- **Task objective**:
Omit every picture and output the rest of the records exactly as they are.

- **Available data**:
== == ==

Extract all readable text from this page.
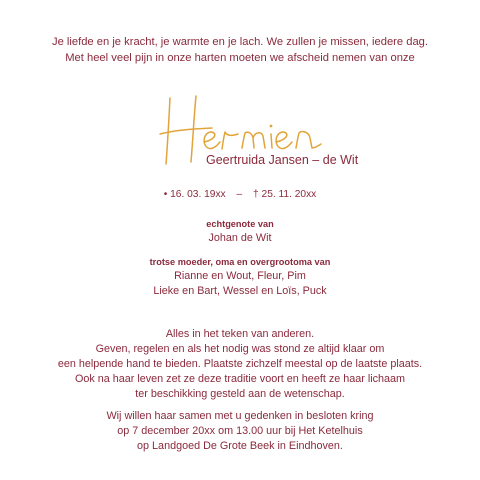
Je liefde en je kracht, je warmte en je lach. We zullen je missen, iedere dag.
Met heel veel pijn in onze harten moeten we afscheid nemen van onze
Geertruida Jansen – de Wit
• 16. 03. 19xx – † 25. 11. 20xx
echtgenote van
Johan de Wit
trotse moeder, oma en overgrootoma van
Rianne en Wout, Fleur, Pim
Lieke en Bart, Wessel en Loïs, Puck
Alles in het teken van anderen.
Geven, regelen en als het nodig was stond ze altijd klaar om
een helpende hand te bieden. Plaatste zichzelf meestal op de laatste plaats.
Ook na haar leven zet ze deze traditie voort en heeft ze haar lichaam
ter beschikking gesteld aan de wetenschap.
Wij willen haar samen met u gedenken in besloten kring
op 7 december 20xx om 13.00 uur bij Het Ketelhuis
op Landgoed De Grote Beek in Eindhoven.
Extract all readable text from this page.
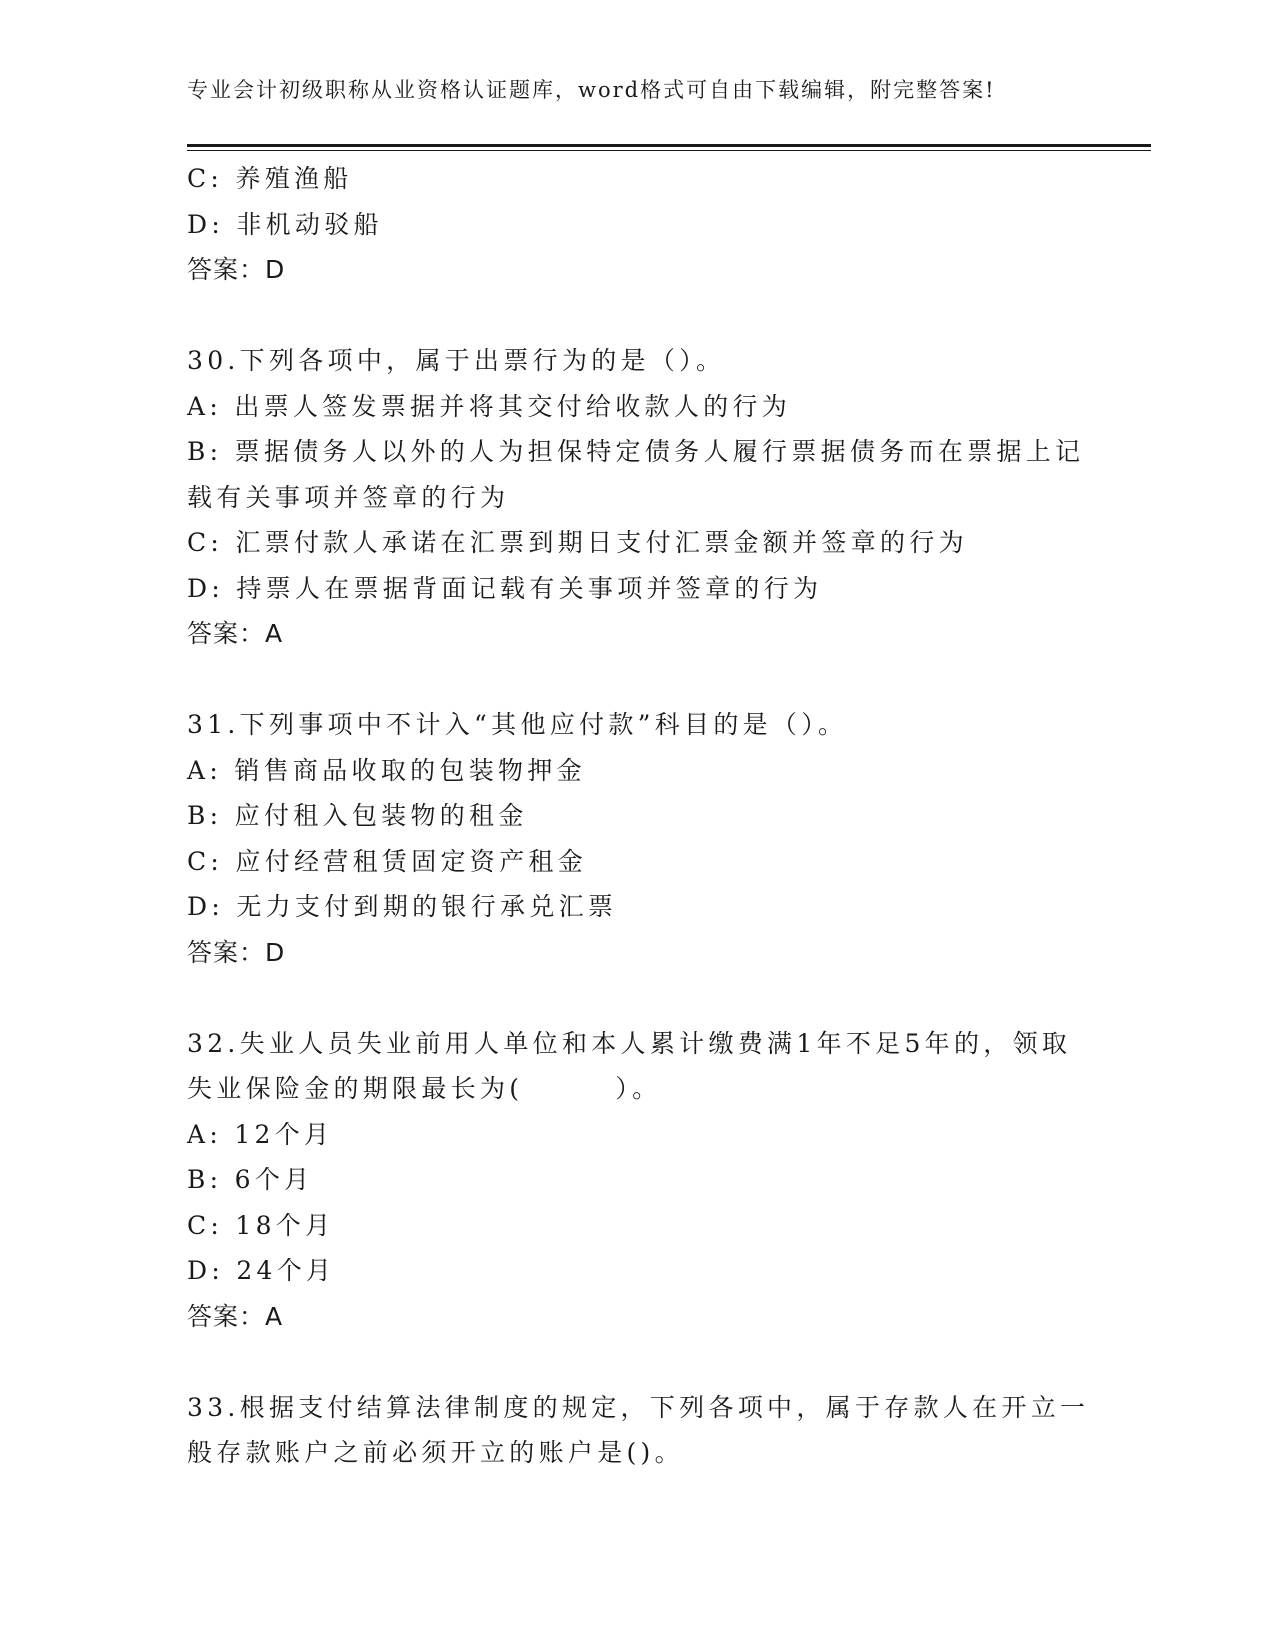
专业会计初级职称从业资格认证题库，word格式可自由下载编辑，附完整答案!
C: 养殖渔船
D: 非机动驳船
答案：D
30.下列各项中，属于出票行为的是（）。
A: 出票人签发票据并将其交付给收款人的行为
B: 票据债务人以外的人为担保特定债务人履行票据债务而在票据上记
载有关事项并签章的行为
C: 汇票付款人承诺在汇票到期日支付汇票金额并签章的行为
D: 持票人在票据背面记载有关事项并签章的行为
答案：A
31.下列事项中不计入“其他应付款”科目的是（）。
A: 销售商品收取的包装物押金
B: 应付租入包装物的租金
C: 应付经营租赁固定资产租金
D: 无力支付到期的银行承兑汇票
答案：D
32.失业人员失业前用人单位和本人累计缴费满1年不足5年的，领取
失业保险金的期限最长为(	）。
A: 12个月
B: 6个月
C: 18个月
D: 24个月
答案：A
33.根据支付结算法律制度的规定，下列各项中，属于存款人在开立一
般存款账户之前必须开立的账户是()。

== == ==

- **Response below**:
Extract all readable text from this page.
Je liefde en je kracht, je warmte en je lach. We zullen je missen, iedere dag.
Met heel veel pijn in onze harten moeten we afscheid nemen van onze
Geertruida Jansen – de Wit
• 16. 03. 19xx – † 25. 11. 20xx
echtgenote van
Johan de Wit
trotse moeder, oma en overgrootoma van
Rianne en Wout, Fleur, Pim
Lieke en Bart, Wessel en Loïs, Puck
Alles in het teken van anderen.
Geven, regelen en als het nodig was stond ze altijd klaar om
een helpende hand te bieden. Plaatste zichzelf meestal op de laatste plaats.
Ook na haar leven zet ze deze traditie voort en heeft ze haar lichaam
ter beschikking gesteld aan de wetenschap.
Wij willen haar samen met u gedenken in besloten kring
op 7 december 20xx om 13.00 uur bij Het Ketelhuis
op Landgoed De Grote Beek in Eindhoven.
Extract all readable text from this page.
专业会计初级职称从业资格认证题库，word格式可自由下载编辑，附完整答案!
C: 养殖渔船
D: 非机动驳船
答案：D
30.下列各项中，属于出票行为的是（）。
A: 出票人签发票据并将其交付给收款人的行为
B: 票据债务人以外的人为担保特定债务人履行票据债务而在票据上记
载有关事项并签章的行为
C: 汇票付款人承诺在汇票到期日支付汇票金额并签章的行为
D: 持票人在票据背面记载有关事项并签章的行为
答案：A
31.下列事项中不计入“其他应付款”科目的是（）。
A: 销售商品收取的包装物押金
B: 应付租入包装物的租金
C: 应付经营租赁固定资产租金
D: 无力支付到期的银行承兑汇票
答案：D
32.失业人员失业前用人单位和本人累计缴费满1年不足5年的，领取
失业保险金的期限最长为(	）。
A: 12个月
B: 6个月
C: 18个月
D: 24个月
答案：A
33.根据支付结算法律制度的规定，下列各项中，属于存款人在开立一
般存款账户之前必须开立的账户是()。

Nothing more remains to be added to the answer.